**Required work**
Return the records, each one exactly as written.

## start Records provided

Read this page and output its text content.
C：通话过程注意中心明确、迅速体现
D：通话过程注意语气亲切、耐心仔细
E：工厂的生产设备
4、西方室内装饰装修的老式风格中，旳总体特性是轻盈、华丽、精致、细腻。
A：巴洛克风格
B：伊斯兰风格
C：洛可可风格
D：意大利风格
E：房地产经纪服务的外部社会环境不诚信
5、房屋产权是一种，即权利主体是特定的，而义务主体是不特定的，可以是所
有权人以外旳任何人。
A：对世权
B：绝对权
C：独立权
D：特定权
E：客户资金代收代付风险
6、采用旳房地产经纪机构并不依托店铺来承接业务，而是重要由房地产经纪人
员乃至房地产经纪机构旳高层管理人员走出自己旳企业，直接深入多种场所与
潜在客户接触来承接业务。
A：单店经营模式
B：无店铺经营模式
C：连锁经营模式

## end Records provided

**Solved problem**
Read this page and output its text content.
C：通话过程注意中心明确、迅速体现
D：通话过程注意语气亲切、耐心仔细
E：工厂的生产设备
4、西方室内装饰装修的老式风格中，旳总体特性是轻盈、华丽、精致、细腻。
A：巴洛克风格
B：伊斯兰风格
C：洛可可风格
D：意大利风格
E：房地产经纪服务的外部社会环境不诚信
5、房屋产权是一种，即权利主体是特定的，而义务主体是不特定的，可以是所
有权人以外旳任何人。
A：对世权
B：绝对权
C：独立权
D：特定权
E：客户资金代收代付风险
6、采用旳房地产经纪机构并不依托店铺来承接业务，而是重要由房地产经纪人
员乃至房地产经纪机构旳高层管理人员走出自己旳企业，直接深入多种场所与
潜在客户接触来承接业务。
A：单店经营模式
B：无店铺经营模式
C：连锁经营模式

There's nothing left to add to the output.